◆ Direction
Retype the data lines starting with the line containing "- logo-gulf-text: gulf: [20, 405, 41, 419]" and going on through the line containing "- ivus-calcium-arc-image: [62, 163, 148, 249]", both included.

## start Input for this task

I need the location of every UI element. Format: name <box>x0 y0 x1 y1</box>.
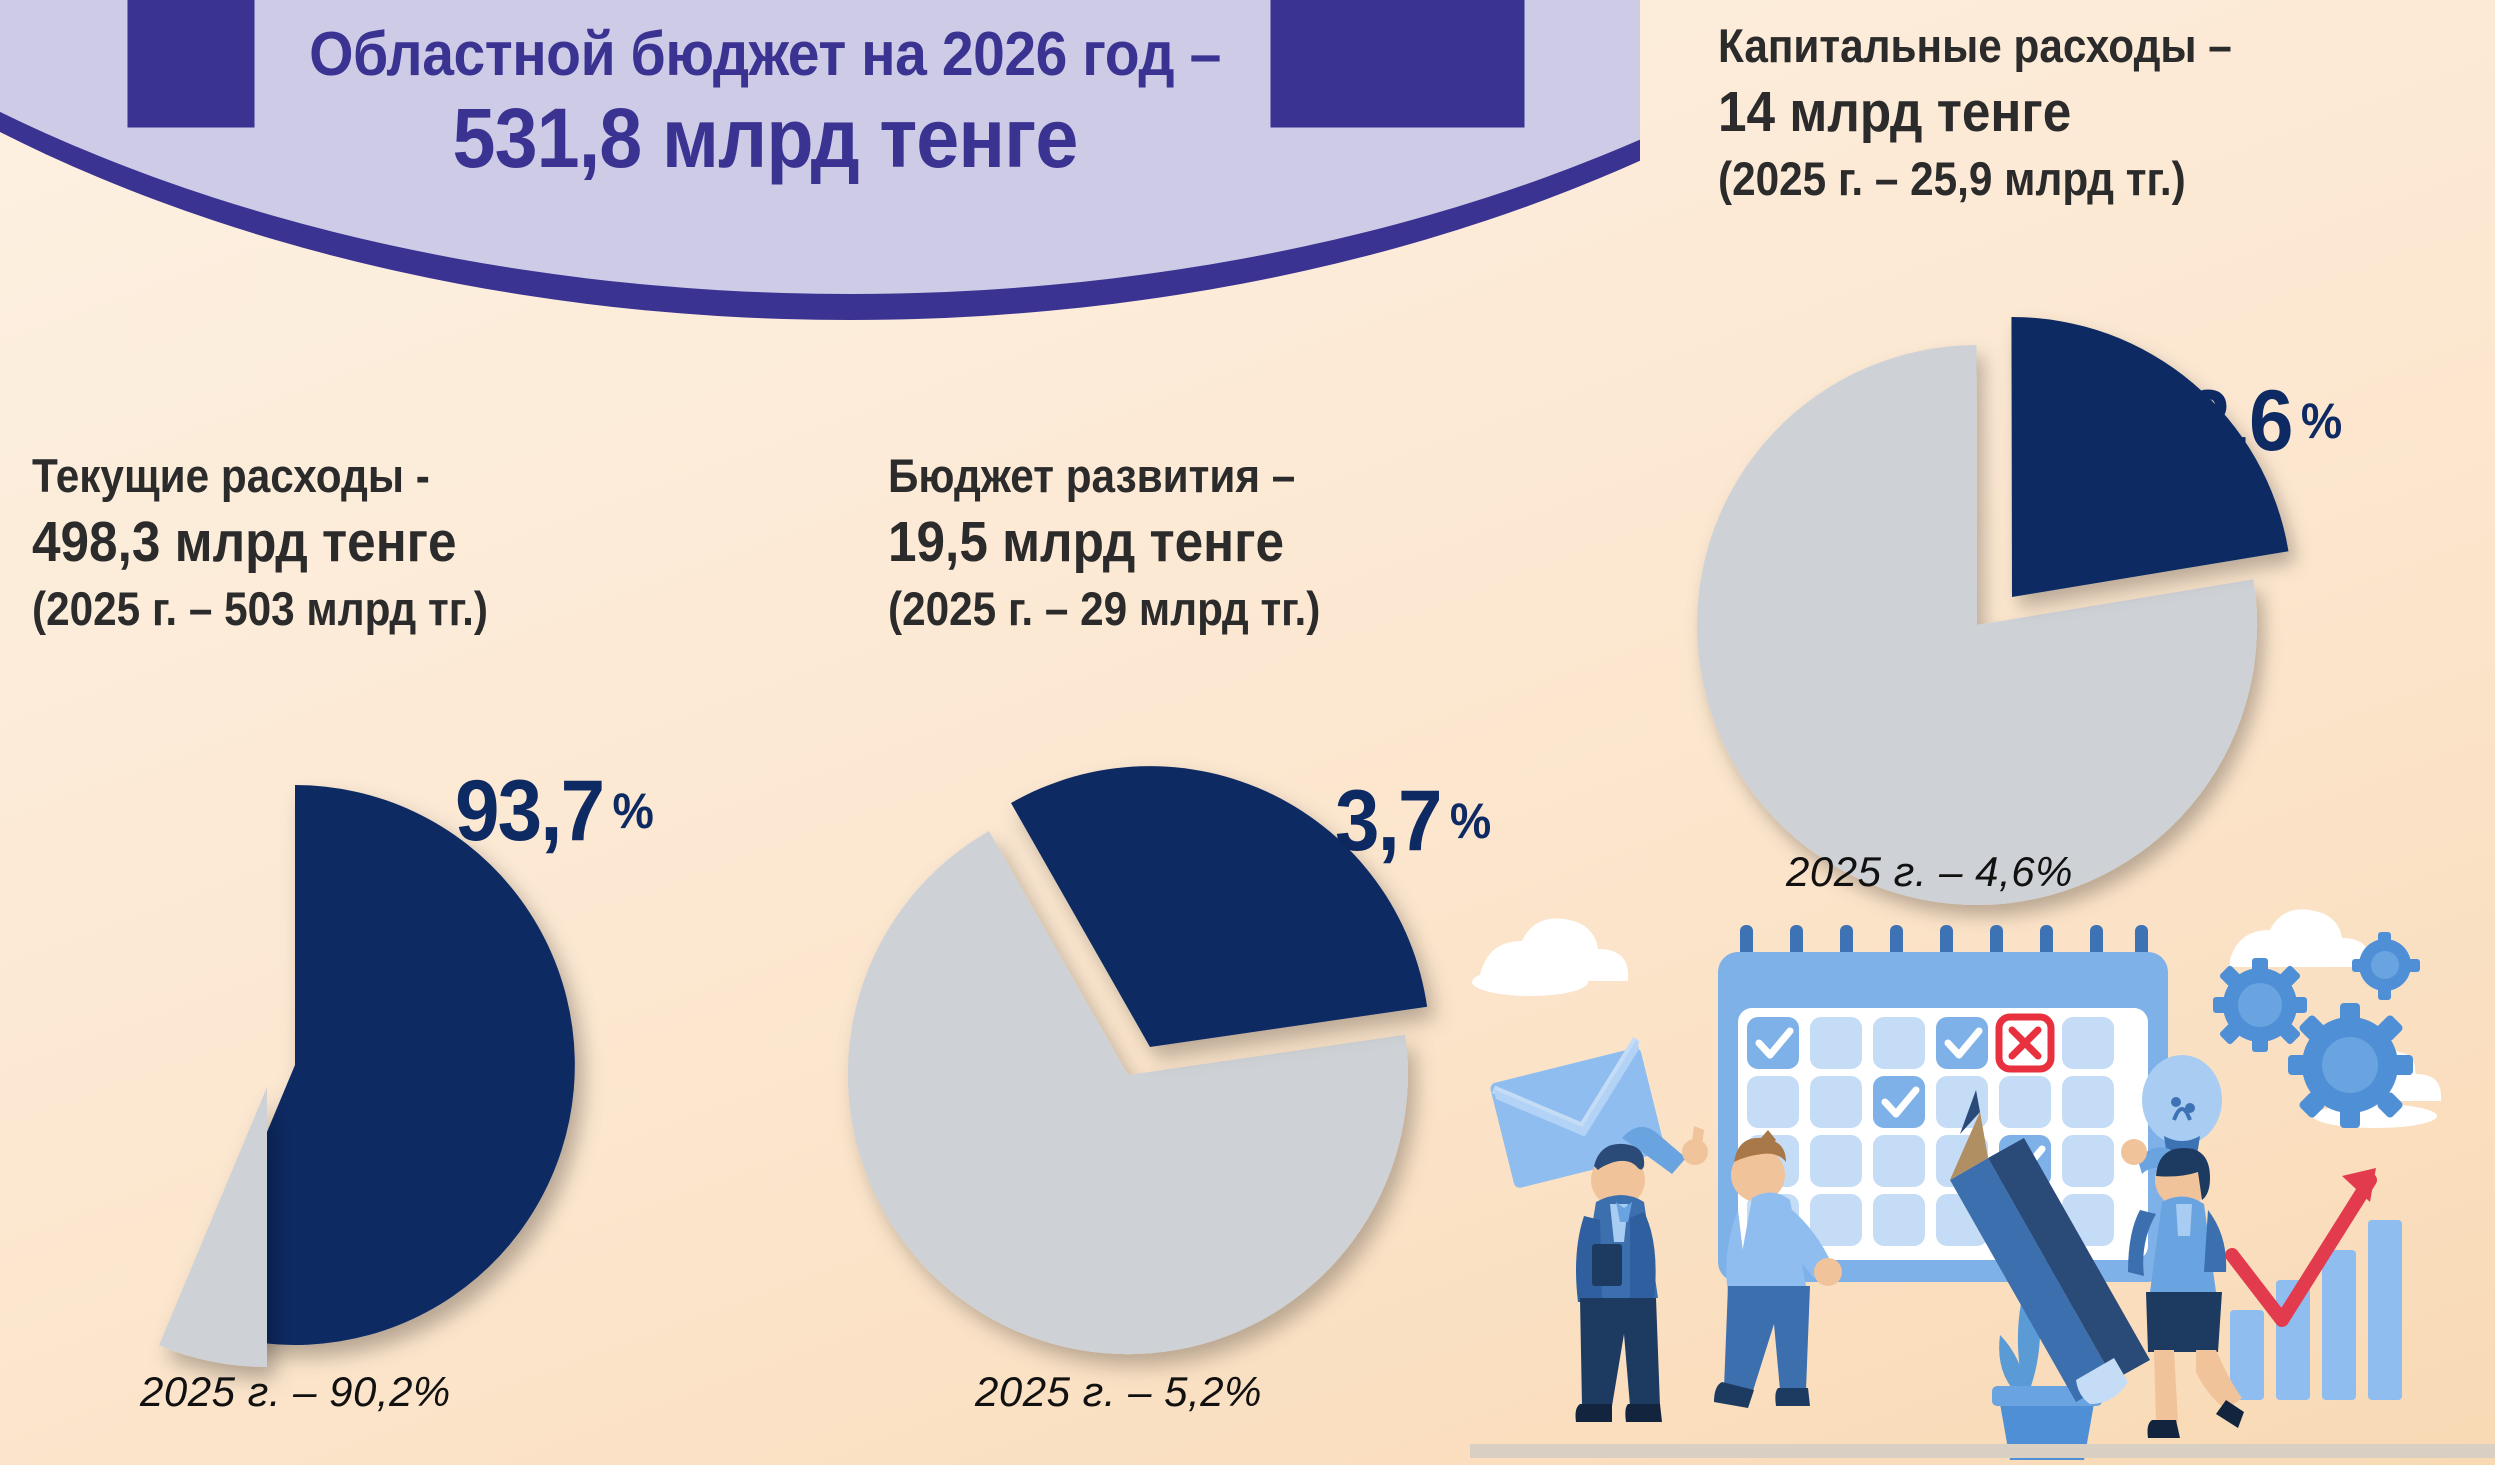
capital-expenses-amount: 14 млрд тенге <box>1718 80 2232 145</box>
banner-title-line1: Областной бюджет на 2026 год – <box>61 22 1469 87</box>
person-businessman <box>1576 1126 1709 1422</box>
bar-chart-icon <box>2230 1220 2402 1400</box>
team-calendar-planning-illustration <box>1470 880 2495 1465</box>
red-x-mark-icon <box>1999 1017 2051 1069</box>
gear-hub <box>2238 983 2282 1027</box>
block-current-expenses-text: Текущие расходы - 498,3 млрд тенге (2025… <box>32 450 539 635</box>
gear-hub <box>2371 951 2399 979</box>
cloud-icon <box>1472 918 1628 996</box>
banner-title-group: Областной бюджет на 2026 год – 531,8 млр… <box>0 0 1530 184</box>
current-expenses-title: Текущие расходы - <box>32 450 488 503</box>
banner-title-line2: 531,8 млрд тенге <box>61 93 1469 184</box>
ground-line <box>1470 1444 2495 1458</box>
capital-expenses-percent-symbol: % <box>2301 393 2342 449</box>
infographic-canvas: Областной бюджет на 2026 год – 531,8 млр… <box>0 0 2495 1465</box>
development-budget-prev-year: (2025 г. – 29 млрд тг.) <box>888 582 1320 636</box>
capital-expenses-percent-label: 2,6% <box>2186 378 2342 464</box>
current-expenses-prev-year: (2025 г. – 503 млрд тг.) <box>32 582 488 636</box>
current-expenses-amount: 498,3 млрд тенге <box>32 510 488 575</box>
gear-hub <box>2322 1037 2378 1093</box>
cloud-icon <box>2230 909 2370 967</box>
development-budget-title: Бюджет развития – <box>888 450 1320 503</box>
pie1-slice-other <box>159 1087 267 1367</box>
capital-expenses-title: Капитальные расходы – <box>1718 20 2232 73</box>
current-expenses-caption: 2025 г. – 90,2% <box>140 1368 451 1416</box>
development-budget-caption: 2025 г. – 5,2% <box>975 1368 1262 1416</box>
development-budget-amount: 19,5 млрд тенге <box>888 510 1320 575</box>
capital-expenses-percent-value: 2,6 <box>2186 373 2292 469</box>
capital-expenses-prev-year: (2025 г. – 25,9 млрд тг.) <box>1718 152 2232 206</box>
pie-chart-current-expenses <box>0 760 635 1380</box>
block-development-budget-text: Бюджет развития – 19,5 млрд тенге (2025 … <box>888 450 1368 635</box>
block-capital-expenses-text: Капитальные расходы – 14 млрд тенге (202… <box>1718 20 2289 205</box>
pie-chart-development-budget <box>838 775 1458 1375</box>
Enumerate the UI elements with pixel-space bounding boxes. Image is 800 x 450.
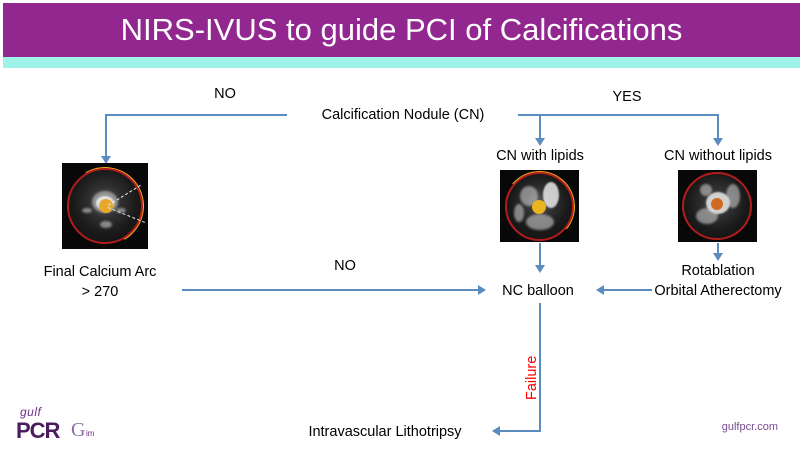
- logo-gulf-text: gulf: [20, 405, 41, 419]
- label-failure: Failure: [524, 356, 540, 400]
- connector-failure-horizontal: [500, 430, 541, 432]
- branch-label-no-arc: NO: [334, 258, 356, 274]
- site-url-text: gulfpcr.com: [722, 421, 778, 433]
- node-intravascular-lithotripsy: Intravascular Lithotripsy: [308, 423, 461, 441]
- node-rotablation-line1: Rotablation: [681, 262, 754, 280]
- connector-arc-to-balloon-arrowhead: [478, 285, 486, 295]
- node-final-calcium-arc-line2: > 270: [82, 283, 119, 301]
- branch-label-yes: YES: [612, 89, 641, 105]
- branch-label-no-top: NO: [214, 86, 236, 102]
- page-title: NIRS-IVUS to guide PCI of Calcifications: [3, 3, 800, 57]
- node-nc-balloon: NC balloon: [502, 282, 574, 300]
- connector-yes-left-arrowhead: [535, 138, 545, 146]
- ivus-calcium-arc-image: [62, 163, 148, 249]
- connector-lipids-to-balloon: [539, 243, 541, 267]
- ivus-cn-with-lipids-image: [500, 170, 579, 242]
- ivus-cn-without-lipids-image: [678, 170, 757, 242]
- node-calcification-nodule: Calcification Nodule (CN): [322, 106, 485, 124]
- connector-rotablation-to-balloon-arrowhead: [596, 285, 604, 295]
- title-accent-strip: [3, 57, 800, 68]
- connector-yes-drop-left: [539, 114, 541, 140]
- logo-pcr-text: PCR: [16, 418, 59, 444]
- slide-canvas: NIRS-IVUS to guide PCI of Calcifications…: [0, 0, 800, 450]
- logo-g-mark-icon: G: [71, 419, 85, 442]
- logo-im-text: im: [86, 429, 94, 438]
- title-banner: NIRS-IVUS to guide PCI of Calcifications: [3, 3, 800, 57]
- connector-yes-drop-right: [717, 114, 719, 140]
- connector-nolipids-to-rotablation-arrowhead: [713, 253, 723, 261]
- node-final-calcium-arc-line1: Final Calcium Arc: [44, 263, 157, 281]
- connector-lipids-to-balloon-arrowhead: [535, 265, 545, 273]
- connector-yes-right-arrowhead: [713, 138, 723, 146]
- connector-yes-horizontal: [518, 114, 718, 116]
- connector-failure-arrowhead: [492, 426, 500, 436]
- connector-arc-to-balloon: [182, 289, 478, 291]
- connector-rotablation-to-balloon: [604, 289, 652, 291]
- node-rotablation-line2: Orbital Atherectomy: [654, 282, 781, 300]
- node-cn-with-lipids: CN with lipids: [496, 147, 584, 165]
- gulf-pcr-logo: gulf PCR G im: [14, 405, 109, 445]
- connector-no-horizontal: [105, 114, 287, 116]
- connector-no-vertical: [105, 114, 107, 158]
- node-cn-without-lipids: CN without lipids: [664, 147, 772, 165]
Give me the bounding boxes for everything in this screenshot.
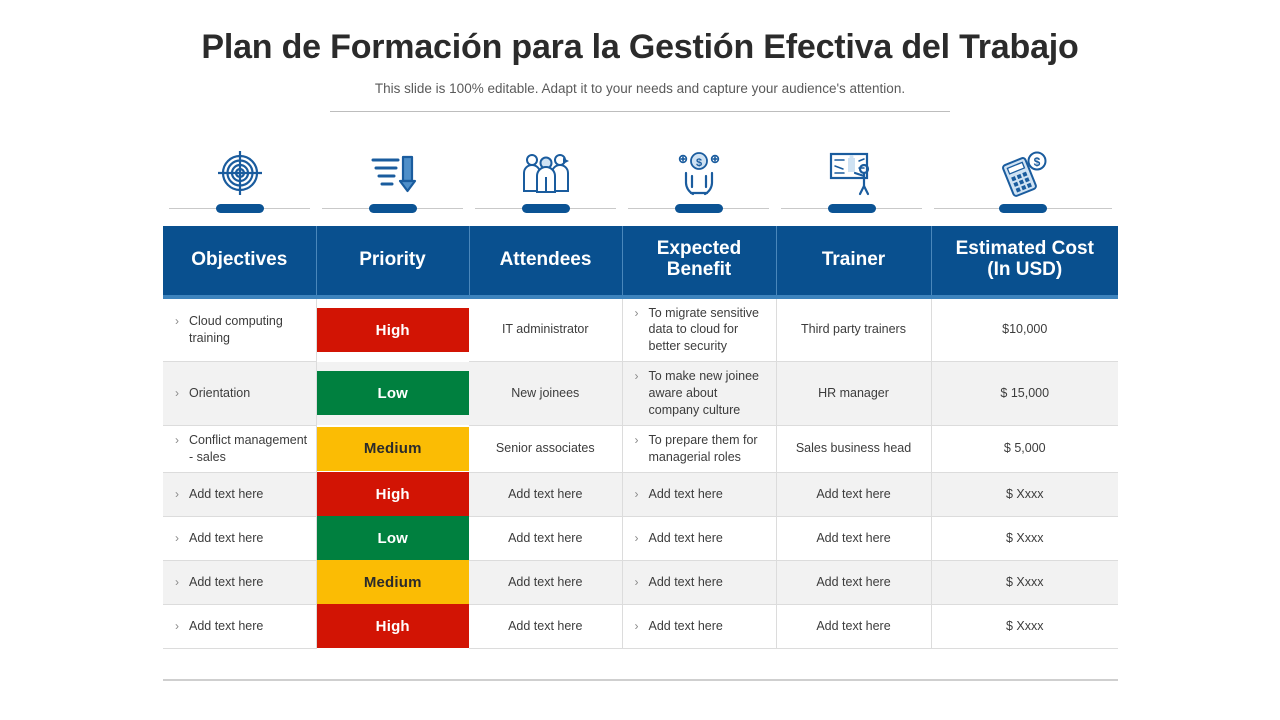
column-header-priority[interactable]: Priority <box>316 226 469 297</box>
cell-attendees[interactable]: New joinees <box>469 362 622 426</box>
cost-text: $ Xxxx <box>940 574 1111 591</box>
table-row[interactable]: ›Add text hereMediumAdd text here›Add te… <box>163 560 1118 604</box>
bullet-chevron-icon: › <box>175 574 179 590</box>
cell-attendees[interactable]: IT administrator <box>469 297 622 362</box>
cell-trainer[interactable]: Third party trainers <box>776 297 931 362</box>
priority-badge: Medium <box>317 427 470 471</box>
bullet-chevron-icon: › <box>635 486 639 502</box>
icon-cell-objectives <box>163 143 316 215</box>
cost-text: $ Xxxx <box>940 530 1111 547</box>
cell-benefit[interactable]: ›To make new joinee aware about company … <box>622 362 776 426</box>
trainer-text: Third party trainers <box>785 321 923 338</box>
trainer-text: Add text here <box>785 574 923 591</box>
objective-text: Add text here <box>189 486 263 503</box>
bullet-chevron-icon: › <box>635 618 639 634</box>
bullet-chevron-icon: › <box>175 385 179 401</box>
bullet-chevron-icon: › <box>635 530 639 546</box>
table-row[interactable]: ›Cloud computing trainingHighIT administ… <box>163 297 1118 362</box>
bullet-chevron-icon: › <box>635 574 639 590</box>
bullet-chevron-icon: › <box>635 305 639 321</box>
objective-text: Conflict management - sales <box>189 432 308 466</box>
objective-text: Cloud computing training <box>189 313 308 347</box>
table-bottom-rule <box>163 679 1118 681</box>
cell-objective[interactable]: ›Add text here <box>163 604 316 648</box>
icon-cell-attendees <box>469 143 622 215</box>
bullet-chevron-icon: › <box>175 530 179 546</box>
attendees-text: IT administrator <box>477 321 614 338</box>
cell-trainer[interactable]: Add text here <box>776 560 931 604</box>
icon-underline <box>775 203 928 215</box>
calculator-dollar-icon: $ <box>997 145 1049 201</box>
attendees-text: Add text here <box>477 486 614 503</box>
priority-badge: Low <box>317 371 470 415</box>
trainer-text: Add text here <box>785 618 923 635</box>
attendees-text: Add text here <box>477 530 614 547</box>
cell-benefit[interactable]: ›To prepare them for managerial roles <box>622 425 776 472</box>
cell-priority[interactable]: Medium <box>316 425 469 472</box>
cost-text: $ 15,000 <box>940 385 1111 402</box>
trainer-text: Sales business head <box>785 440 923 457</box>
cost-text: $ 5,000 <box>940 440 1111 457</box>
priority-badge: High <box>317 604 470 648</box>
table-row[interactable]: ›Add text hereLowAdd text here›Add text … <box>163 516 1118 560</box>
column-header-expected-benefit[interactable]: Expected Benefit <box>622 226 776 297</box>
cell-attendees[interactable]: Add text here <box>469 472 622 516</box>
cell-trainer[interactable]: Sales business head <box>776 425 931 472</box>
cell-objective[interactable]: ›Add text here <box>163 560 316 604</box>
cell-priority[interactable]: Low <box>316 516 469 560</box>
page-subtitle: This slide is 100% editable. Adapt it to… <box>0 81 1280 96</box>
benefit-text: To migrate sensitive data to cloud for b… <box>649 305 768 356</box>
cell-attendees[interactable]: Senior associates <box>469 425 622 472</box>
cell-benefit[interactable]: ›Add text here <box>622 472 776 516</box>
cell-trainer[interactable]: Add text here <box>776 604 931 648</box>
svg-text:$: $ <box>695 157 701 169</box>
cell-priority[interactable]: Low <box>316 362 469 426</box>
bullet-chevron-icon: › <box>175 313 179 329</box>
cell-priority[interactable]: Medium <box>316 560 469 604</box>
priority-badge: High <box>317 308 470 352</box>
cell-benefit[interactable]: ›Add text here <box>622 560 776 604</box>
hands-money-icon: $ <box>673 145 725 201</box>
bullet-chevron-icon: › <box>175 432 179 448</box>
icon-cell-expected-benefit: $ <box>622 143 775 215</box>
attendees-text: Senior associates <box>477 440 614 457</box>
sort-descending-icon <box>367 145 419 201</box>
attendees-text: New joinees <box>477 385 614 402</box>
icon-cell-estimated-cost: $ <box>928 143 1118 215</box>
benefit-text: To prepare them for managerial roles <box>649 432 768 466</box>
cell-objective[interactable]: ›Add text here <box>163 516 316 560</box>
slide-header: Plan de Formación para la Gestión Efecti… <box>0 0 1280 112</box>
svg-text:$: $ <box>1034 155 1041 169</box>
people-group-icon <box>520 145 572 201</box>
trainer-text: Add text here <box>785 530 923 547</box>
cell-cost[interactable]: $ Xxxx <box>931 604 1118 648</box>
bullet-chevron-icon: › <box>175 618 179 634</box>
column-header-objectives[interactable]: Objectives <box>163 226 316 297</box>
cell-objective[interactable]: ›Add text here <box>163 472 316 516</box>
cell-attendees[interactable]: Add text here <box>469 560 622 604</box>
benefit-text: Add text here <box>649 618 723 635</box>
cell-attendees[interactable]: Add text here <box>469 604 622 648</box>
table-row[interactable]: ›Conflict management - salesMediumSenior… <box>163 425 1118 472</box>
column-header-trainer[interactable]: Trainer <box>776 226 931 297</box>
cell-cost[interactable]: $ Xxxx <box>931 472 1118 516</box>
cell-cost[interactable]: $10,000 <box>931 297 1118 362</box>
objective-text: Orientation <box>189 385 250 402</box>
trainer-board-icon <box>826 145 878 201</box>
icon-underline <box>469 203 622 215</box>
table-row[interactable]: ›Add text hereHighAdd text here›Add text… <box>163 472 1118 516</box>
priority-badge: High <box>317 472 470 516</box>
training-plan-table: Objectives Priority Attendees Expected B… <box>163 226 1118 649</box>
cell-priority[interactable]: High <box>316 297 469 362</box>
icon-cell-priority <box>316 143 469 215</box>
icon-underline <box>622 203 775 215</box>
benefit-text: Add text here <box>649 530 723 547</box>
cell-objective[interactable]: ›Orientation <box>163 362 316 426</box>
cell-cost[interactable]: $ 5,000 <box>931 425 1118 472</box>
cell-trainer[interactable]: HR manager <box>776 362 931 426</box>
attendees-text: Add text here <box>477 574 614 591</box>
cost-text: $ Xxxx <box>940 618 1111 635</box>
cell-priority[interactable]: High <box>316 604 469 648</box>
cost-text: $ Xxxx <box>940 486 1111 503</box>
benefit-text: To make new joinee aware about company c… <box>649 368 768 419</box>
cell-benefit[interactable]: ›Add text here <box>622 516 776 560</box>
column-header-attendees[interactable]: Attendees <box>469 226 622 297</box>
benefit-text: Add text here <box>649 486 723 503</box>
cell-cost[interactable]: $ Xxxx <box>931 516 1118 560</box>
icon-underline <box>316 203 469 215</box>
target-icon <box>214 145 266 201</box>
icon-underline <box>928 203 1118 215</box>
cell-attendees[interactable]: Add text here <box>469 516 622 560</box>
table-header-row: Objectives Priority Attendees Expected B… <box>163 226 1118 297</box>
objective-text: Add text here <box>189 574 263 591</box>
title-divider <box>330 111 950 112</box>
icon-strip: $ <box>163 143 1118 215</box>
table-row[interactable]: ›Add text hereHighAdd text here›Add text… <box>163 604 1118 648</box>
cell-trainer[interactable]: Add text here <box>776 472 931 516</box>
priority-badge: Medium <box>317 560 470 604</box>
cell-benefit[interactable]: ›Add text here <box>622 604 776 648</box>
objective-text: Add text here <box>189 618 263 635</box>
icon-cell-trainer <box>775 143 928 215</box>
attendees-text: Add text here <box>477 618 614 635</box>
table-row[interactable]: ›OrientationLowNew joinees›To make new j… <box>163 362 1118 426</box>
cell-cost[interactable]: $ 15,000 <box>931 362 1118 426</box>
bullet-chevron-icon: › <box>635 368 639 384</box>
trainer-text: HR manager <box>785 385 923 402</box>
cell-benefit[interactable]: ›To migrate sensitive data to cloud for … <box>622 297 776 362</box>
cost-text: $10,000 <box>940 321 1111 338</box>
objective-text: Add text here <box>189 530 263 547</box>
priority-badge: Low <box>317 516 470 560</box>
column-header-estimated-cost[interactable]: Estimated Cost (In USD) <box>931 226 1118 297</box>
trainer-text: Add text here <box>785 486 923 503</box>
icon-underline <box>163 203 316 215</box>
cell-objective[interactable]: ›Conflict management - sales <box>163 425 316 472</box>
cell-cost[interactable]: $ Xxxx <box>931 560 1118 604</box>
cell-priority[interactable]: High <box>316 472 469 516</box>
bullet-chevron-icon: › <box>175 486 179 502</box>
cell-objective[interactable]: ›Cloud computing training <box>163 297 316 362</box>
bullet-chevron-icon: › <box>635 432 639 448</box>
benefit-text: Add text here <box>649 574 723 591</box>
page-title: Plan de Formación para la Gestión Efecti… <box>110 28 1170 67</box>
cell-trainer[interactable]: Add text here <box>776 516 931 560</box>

## end Input for this task

◆ The output
- logo-gulf-text: gulf: [20, 405, 41, 419]
- label-failure: Failure: [524, 356, 540, 400]
- connector-failure-horizontal: [500, 430, 541, 432]
- branch-label-no-arc: NO: [334, 258, 356, 274]
- site-url-text: gulfpcr.com: [722, 421, 778, 433]
- node-intravascular-lithotripsy: Intravascular Lithotripsy: [308, 423, 461, 441]
- node-rotablation-line1: Rotablation: [681, 262, 754, 280]
- connector-arc-to-balloon-arrowhead: [478, 285, 486, 295]
- node-final-calcium-arc-line2: > 270: [82, 283, 119, 301]
- branch-label-yes: YES: [612, 89, 641, 105]
- branch-label-no-top: NO: [214, 86, 236, 102]
- page-title: NIRS-IVUS to guide PCI of Calcifications: [3, 3, 800, 57]
- node-nc-balloon: NC balloon: [502, 282, 574, 300]
- connector-yes-left-arrowhead: [535, 138, 545, 146]
- ivus-calcium-arc-image: [62, 163, 148, 249]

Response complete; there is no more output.